PROVIDED ENTRIES:
----
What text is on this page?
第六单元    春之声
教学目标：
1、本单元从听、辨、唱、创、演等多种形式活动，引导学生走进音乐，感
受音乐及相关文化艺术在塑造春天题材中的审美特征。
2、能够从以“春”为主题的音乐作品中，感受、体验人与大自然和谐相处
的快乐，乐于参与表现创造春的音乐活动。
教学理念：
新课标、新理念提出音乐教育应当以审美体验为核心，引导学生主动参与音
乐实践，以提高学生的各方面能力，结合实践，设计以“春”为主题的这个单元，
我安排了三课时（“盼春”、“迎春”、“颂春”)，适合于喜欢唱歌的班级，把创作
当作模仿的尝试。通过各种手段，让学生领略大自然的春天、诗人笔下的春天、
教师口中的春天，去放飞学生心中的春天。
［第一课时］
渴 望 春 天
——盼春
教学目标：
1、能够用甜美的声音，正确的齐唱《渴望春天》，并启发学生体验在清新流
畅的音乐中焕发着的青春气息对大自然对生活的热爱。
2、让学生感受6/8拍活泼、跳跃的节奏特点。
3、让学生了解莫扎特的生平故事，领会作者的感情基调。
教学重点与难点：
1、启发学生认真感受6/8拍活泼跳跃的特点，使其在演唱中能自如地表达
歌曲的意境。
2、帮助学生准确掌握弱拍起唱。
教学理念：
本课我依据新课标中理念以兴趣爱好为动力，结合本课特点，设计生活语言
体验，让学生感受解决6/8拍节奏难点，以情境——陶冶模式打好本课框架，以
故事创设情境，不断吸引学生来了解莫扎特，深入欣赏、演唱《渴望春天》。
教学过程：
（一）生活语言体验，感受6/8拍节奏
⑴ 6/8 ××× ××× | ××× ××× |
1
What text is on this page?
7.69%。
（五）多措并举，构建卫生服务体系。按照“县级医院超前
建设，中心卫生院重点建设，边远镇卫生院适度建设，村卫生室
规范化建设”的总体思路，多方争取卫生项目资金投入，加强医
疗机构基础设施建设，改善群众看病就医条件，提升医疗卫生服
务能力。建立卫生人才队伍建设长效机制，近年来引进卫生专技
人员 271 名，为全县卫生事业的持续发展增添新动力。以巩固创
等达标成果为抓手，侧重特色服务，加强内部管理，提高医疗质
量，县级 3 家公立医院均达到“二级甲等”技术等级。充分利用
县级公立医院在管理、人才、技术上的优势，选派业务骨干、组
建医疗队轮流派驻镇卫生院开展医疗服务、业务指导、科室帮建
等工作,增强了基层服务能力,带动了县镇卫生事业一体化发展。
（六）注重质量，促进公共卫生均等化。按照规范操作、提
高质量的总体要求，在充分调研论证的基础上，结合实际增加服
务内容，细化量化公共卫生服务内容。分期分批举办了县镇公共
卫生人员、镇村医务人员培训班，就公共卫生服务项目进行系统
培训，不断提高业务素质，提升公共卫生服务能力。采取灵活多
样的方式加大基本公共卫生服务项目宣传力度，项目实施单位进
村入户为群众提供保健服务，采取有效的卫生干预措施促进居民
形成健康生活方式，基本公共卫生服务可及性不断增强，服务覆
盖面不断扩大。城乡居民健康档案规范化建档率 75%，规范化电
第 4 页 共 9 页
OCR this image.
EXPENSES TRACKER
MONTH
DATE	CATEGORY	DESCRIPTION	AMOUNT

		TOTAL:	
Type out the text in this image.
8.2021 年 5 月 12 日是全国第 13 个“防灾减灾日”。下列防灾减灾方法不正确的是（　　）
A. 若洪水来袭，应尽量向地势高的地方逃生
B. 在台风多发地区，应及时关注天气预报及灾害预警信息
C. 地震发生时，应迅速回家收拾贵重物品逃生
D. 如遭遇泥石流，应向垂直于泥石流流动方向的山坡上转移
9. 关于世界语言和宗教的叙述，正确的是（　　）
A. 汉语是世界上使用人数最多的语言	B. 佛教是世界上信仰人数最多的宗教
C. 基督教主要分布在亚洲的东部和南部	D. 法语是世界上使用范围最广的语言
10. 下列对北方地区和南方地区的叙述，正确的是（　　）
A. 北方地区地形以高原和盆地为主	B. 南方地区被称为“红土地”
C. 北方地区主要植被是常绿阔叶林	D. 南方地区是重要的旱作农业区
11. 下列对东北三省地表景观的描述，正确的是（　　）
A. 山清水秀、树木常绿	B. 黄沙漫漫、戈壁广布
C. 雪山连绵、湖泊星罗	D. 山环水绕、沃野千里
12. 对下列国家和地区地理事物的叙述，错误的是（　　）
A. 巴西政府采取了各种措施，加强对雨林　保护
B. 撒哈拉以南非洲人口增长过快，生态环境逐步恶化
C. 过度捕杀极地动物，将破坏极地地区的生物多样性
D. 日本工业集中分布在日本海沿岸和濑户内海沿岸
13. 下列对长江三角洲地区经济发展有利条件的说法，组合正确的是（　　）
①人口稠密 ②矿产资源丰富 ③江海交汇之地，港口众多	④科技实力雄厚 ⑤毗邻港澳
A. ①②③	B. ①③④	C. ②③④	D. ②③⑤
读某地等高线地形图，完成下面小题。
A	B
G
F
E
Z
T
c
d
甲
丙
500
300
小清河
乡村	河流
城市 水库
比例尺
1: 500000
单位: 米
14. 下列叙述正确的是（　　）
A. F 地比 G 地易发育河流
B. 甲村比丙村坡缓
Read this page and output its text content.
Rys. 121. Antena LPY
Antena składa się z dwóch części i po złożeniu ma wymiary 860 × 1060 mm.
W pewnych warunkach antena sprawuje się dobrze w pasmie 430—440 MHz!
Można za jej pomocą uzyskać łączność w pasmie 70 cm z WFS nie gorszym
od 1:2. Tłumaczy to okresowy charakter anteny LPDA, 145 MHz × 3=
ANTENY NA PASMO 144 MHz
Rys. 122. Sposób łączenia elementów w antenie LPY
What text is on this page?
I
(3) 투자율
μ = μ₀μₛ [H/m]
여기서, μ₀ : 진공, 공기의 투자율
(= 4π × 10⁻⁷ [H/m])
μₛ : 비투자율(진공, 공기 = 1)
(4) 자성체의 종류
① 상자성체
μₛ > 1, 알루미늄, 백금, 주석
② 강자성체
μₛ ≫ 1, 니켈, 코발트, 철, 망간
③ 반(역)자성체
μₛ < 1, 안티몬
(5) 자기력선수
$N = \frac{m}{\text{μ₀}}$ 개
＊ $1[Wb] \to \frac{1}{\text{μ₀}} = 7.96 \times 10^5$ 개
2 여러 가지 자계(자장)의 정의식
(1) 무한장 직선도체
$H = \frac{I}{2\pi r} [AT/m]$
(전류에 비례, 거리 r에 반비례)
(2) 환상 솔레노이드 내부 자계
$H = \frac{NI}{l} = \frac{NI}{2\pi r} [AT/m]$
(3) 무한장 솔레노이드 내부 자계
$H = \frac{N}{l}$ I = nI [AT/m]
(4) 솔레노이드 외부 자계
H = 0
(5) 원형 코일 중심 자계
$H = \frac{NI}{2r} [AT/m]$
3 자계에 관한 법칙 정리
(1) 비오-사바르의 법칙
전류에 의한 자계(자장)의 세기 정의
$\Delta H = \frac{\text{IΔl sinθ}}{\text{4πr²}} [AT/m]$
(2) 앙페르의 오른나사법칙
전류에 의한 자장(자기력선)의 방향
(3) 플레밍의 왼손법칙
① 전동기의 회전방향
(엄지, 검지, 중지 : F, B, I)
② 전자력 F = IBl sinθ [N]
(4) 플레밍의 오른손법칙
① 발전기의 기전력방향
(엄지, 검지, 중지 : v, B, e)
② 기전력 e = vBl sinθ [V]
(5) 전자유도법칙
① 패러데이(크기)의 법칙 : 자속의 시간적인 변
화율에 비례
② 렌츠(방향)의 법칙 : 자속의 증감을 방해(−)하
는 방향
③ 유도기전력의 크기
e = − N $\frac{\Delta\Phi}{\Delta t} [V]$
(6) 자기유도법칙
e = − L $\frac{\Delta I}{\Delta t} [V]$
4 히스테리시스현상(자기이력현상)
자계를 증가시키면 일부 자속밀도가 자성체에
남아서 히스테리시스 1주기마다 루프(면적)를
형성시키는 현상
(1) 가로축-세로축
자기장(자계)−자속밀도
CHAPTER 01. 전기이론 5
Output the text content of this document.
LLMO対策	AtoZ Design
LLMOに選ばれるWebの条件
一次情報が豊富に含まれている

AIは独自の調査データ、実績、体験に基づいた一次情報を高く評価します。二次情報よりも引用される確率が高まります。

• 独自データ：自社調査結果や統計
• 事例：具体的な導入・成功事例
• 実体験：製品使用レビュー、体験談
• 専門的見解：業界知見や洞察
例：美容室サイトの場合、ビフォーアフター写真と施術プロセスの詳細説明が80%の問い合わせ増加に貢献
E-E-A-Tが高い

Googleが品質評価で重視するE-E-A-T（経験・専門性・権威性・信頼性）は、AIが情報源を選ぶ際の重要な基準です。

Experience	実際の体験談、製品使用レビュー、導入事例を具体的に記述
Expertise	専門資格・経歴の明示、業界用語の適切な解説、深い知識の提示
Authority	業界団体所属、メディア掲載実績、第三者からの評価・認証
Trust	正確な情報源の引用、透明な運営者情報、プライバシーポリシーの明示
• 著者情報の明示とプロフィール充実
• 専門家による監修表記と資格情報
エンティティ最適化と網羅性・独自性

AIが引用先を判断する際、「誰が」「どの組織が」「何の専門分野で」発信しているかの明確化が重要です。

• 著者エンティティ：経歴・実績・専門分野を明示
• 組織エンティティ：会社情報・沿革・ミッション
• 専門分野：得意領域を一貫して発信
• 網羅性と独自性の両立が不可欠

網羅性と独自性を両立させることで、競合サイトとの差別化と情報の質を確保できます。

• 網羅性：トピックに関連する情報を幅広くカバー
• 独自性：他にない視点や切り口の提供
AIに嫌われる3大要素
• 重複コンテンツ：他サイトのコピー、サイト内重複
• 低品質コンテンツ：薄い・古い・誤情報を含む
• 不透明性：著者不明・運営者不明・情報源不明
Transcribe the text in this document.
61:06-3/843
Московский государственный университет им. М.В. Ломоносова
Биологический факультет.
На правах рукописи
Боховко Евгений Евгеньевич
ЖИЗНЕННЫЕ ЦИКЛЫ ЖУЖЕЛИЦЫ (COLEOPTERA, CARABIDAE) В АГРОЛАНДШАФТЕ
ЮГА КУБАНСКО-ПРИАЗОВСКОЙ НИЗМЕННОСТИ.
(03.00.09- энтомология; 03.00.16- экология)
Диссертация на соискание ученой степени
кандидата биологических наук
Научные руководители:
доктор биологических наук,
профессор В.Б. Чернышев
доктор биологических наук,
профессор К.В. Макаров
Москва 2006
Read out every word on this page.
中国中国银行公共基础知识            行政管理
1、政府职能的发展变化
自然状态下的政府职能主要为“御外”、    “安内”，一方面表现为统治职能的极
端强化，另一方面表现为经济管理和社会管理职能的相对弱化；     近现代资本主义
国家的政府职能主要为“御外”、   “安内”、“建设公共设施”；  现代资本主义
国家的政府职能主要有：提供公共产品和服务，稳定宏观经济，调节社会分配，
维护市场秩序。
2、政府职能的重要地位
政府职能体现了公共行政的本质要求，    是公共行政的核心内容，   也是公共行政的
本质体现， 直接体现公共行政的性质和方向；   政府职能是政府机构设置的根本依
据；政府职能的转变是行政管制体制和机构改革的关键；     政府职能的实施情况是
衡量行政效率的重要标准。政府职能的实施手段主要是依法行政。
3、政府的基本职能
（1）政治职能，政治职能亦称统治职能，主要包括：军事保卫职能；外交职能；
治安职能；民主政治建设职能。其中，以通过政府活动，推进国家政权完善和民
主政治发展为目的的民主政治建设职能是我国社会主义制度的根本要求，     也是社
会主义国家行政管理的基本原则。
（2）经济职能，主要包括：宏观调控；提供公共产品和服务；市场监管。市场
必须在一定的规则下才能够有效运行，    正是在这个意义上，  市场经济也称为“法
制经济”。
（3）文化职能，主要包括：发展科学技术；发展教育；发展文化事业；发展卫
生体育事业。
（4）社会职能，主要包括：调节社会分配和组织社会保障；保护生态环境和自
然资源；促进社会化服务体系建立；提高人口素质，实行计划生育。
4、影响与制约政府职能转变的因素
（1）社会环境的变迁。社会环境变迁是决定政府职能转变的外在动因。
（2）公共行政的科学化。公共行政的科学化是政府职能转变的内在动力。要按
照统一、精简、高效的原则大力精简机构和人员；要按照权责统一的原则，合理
----
WRITTEN INSTRUCTION: Among the lines of the material, find those that hold the word "製品使用レビュー" and copy them.

SOLUTION TO THE EXERCISE:
• 実体験：製品使用レビュー、体験談
Experience	実際の体験談、製品使用レビュー、導入事例を具体的に記述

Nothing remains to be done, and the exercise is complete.